## begin

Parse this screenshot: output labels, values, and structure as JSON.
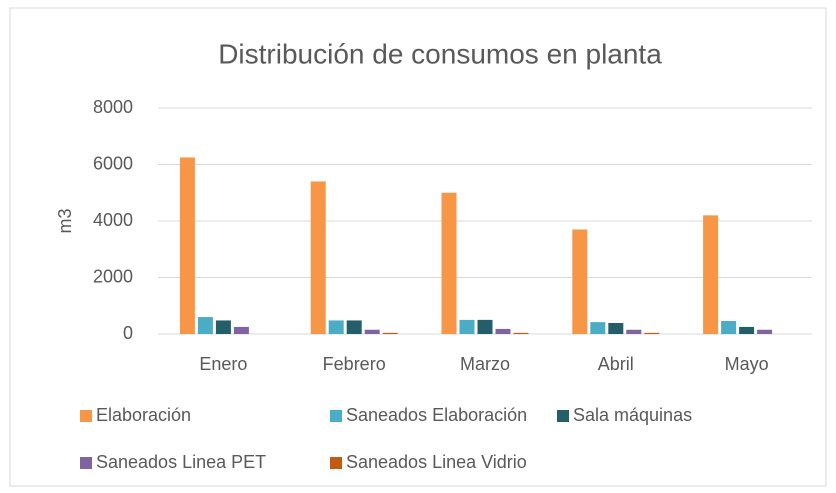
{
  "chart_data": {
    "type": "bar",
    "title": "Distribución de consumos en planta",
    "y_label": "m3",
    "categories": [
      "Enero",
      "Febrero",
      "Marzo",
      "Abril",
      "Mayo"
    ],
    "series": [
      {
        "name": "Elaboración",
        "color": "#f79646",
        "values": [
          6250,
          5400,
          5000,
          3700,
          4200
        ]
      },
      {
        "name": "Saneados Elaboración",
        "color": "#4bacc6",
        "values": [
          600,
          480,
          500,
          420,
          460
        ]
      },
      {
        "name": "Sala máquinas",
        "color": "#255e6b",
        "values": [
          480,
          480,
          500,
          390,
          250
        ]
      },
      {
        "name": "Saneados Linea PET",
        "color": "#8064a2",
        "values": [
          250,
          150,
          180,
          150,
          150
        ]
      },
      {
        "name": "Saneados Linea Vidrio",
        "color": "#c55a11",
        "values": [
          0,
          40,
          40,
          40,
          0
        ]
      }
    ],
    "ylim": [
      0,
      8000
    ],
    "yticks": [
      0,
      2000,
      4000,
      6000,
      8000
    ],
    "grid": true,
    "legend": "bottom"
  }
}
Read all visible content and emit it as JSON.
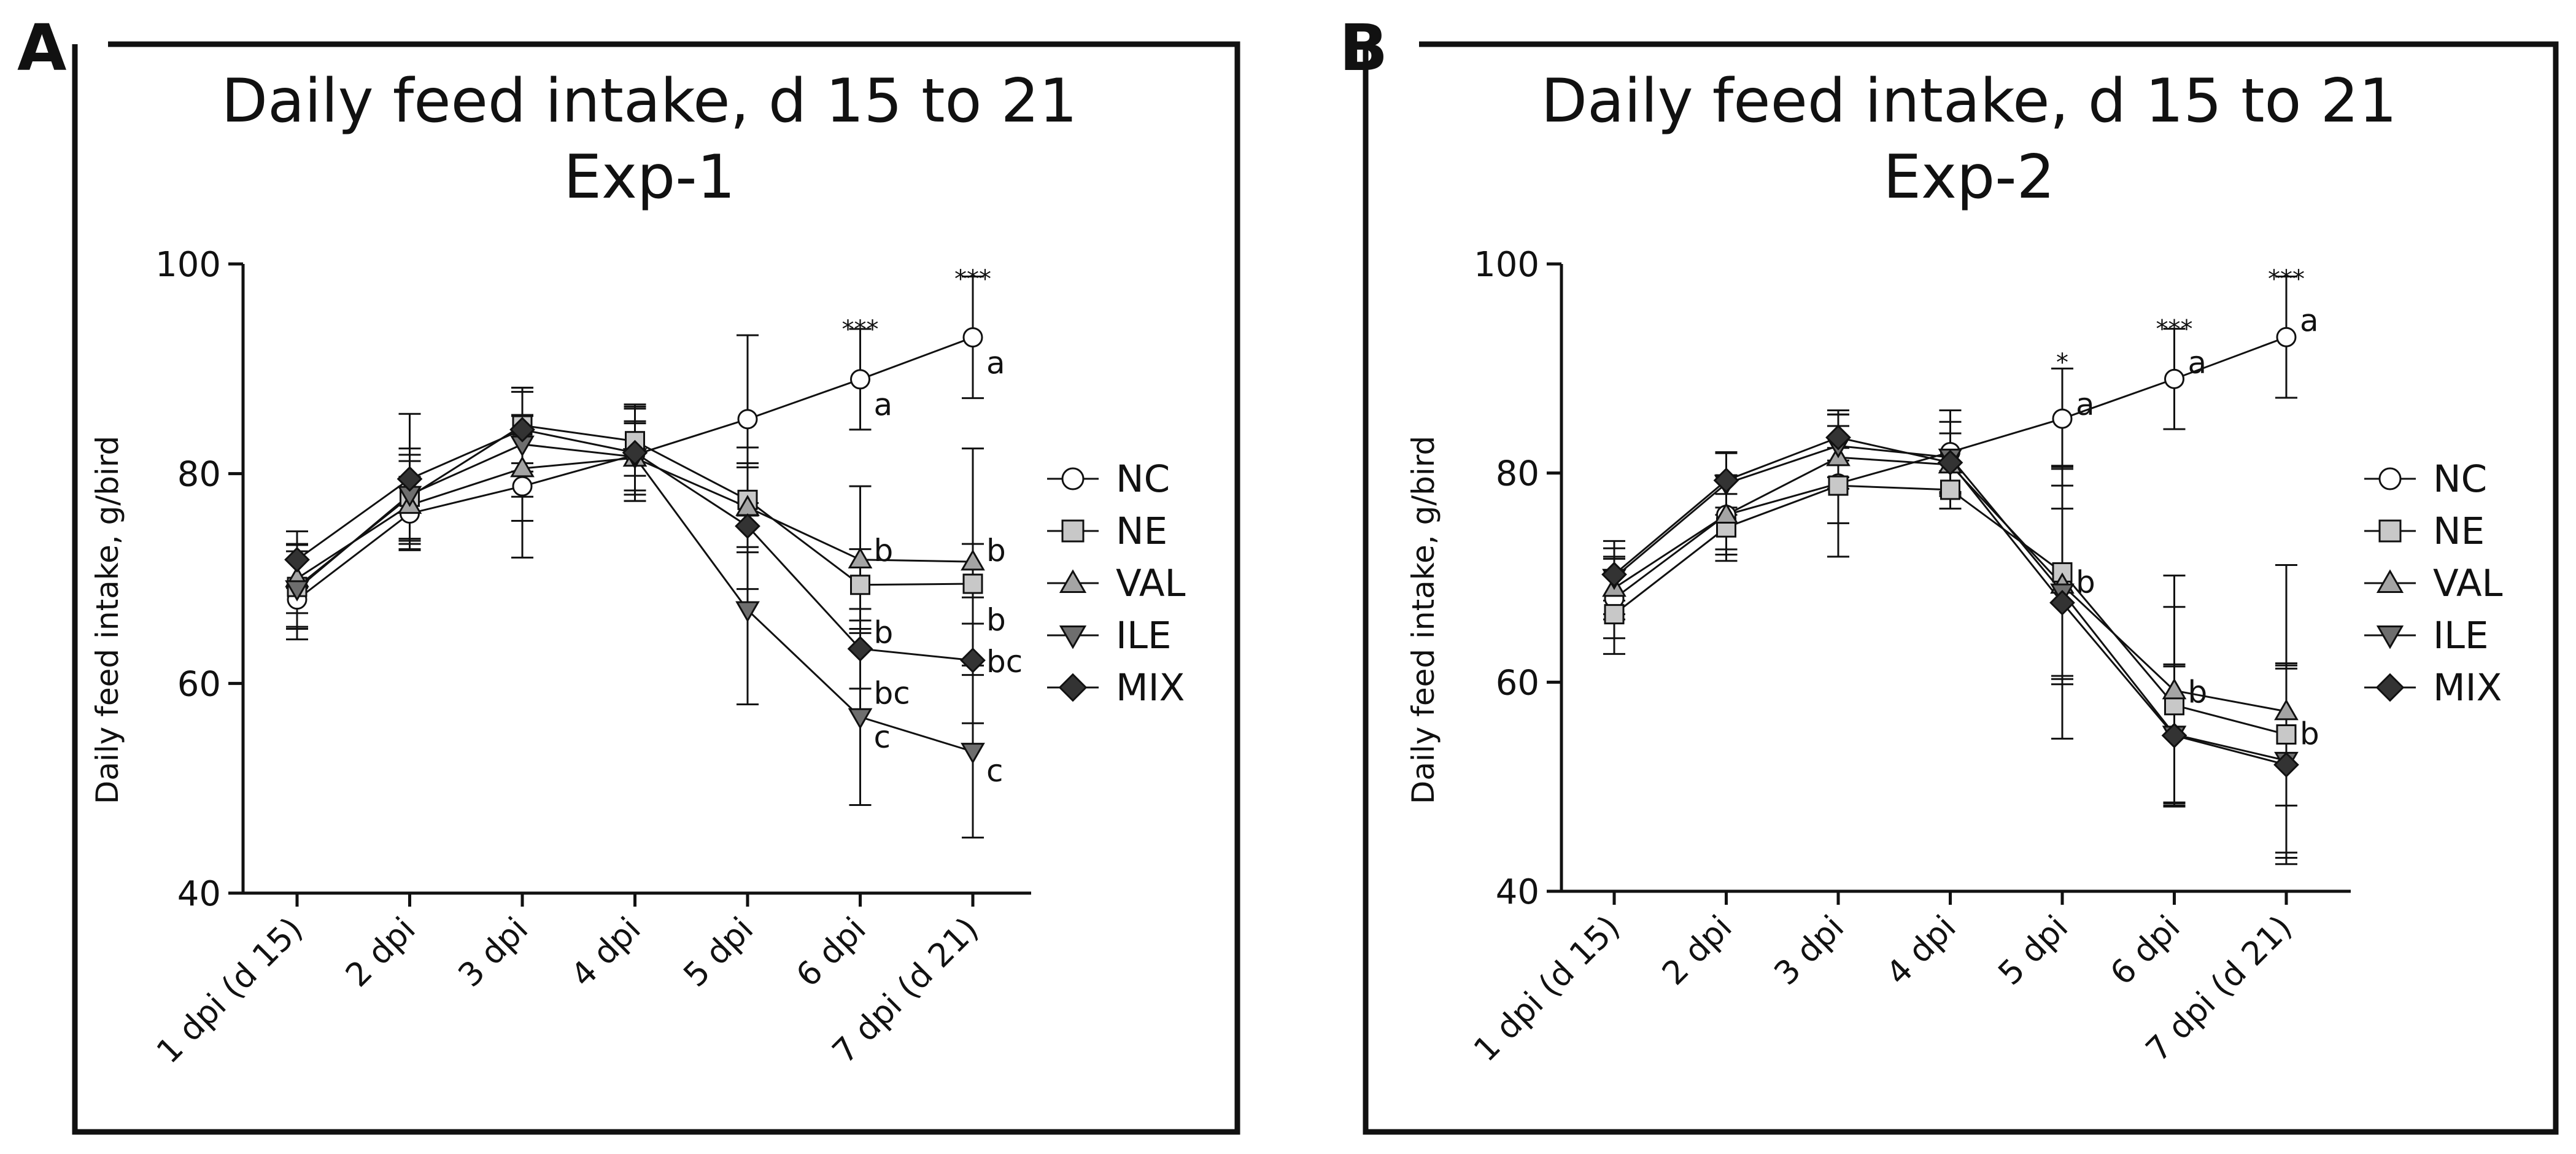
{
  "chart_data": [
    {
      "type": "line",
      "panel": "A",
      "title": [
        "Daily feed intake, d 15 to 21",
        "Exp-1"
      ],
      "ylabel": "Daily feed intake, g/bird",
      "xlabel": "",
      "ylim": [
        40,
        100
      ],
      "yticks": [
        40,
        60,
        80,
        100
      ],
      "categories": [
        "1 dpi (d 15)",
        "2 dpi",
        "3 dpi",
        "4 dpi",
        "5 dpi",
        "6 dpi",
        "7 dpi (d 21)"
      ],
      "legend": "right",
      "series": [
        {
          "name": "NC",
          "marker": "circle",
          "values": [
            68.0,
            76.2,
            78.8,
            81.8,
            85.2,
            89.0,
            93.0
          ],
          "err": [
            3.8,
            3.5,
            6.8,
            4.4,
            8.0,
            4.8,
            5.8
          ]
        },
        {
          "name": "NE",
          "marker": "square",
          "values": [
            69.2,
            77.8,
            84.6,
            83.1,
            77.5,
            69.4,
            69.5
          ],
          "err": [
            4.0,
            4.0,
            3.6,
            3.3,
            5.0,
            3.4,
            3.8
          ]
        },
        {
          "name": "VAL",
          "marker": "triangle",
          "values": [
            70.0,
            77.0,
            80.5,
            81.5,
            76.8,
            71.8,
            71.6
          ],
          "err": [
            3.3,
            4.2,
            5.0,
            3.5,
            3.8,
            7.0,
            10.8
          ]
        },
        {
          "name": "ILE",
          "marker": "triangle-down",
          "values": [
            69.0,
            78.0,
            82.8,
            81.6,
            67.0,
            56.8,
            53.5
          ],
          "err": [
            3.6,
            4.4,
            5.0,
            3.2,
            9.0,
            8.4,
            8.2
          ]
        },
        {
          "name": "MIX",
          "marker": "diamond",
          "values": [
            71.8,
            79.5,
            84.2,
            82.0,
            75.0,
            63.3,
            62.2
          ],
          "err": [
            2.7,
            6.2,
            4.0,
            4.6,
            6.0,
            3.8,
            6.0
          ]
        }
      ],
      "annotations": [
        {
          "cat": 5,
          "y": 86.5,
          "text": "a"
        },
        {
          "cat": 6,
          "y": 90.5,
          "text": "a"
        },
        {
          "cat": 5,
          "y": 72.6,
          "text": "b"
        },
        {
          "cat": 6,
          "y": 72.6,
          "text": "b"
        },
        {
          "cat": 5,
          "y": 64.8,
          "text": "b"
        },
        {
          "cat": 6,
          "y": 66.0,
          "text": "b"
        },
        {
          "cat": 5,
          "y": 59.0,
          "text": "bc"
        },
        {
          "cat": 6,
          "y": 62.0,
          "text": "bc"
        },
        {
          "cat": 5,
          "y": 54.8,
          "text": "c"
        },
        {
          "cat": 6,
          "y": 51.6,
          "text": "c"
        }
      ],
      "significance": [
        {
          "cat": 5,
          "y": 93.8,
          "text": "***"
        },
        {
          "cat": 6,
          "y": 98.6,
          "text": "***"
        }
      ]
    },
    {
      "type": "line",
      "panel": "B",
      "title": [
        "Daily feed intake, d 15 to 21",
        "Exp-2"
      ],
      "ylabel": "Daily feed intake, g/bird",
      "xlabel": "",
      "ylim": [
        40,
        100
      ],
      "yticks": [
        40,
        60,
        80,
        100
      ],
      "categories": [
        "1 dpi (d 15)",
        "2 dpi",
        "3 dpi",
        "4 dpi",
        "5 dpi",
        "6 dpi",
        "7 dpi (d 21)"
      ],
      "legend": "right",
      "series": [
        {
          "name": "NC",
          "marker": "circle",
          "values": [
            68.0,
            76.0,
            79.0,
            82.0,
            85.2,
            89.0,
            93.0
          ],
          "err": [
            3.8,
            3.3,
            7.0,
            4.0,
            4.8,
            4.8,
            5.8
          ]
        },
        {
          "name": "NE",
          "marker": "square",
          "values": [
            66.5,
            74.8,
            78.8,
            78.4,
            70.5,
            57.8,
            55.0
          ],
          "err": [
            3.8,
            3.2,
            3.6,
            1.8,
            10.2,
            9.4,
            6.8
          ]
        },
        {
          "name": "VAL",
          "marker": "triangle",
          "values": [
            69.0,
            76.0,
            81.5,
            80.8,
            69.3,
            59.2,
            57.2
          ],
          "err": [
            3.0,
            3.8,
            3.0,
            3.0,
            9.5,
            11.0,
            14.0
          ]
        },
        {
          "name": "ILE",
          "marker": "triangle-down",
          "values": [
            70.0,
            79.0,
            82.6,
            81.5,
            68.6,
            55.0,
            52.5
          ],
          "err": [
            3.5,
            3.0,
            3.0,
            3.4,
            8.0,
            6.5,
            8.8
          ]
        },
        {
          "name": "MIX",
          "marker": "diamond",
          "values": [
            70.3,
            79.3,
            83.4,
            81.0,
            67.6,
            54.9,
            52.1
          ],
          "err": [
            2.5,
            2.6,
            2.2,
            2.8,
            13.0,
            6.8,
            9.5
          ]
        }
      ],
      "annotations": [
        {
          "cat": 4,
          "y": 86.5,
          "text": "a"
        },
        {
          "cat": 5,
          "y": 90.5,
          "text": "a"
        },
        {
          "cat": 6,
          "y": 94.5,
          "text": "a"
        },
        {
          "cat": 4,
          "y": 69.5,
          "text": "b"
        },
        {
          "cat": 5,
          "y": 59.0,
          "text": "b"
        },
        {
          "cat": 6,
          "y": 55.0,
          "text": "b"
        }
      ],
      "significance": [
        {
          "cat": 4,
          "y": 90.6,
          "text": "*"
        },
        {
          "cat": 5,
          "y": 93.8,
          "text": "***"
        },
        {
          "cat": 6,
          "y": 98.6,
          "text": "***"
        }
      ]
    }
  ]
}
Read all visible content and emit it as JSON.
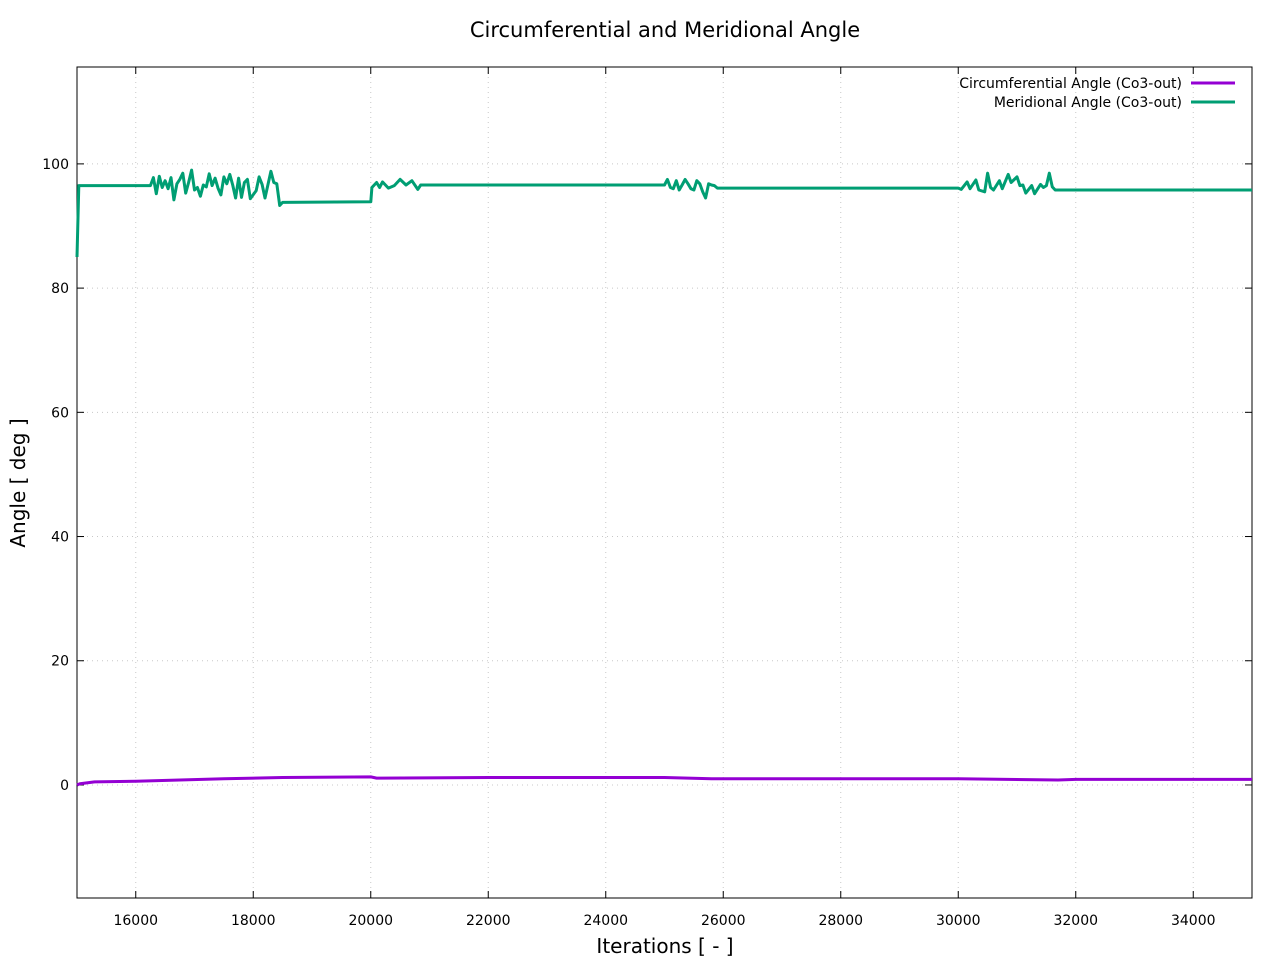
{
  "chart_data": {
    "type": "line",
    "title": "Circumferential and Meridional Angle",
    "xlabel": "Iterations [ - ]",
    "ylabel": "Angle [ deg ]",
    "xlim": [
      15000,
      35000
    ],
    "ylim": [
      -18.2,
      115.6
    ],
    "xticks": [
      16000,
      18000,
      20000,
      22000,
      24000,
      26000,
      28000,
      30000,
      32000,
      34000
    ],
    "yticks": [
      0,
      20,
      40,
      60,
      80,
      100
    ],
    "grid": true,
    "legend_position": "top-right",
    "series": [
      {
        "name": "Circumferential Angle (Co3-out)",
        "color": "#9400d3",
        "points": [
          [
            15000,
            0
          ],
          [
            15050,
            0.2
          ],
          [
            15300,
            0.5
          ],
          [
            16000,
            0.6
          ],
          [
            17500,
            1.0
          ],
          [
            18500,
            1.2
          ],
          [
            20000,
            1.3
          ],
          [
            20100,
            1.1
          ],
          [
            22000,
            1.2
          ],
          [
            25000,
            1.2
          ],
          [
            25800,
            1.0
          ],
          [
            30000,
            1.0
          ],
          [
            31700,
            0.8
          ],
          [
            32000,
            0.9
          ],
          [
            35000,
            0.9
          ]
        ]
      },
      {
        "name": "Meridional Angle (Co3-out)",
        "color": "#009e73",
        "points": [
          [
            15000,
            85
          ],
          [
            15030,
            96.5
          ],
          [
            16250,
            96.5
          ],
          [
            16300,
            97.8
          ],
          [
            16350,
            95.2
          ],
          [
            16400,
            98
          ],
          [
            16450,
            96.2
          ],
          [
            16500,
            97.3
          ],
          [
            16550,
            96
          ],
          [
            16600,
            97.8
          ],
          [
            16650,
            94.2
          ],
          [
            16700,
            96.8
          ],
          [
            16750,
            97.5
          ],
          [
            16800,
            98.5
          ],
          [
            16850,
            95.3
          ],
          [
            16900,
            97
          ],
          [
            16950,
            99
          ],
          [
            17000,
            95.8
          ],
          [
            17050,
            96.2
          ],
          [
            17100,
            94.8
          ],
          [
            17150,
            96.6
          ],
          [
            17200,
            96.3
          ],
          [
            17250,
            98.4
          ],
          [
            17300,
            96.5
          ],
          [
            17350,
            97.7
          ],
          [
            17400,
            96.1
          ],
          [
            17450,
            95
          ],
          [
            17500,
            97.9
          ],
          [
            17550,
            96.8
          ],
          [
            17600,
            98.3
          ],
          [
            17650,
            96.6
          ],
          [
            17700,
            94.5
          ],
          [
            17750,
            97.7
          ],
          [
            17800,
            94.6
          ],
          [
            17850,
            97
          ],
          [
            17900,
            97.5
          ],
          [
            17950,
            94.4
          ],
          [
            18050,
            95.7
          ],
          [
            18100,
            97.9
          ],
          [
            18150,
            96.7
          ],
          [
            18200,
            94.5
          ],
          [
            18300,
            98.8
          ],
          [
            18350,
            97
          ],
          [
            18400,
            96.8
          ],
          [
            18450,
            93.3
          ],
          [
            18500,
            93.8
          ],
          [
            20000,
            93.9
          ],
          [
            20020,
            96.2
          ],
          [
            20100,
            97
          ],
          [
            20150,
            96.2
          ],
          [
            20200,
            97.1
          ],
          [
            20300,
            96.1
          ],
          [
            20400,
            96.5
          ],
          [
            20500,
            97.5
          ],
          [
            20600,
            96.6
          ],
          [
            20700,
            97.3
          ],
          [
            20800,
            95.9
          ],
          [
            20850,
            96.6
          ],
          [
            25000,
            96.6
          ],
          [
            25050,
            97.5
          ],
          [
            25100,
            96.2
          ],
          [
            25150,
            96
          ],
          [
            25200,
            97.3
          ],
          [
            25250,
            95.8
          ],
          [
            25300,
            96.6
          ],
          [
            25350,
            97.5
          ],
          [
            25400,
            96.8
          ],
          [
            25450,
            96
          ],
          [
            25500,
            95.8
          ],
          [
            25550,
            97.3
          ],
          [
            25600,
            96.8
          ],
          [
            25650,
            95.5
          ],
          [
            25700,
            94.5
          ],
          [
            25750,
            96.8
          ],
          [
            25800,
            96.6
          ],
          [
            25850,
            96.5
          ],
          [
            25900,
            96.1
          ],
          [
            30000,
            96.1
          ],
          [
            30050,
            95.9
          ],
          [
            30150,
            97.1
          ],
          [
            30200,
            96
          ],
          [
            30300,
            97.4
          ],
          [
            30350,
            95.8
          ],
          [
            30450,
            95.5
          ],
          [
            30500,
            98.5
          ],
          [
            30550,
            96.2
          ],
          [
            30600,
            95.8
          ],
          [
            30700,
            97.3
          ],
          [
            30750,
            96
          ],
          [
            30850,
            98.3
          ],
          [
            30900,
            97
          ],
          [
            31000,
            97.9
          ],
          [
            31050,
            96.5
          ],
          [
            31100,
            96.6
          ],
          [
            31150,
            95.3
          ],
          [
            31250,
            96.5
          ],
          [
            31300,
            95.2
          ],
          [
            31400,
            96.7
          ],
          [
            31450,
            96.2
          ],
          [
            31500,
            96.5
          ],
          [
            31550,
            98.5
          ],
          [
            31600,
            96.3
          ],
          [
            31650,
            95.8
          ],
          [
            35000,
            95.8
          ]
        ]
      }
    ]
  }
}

## end

▶ What you should do
State only how many lines in the material include "Linea".

▶ Answer to this exercise
2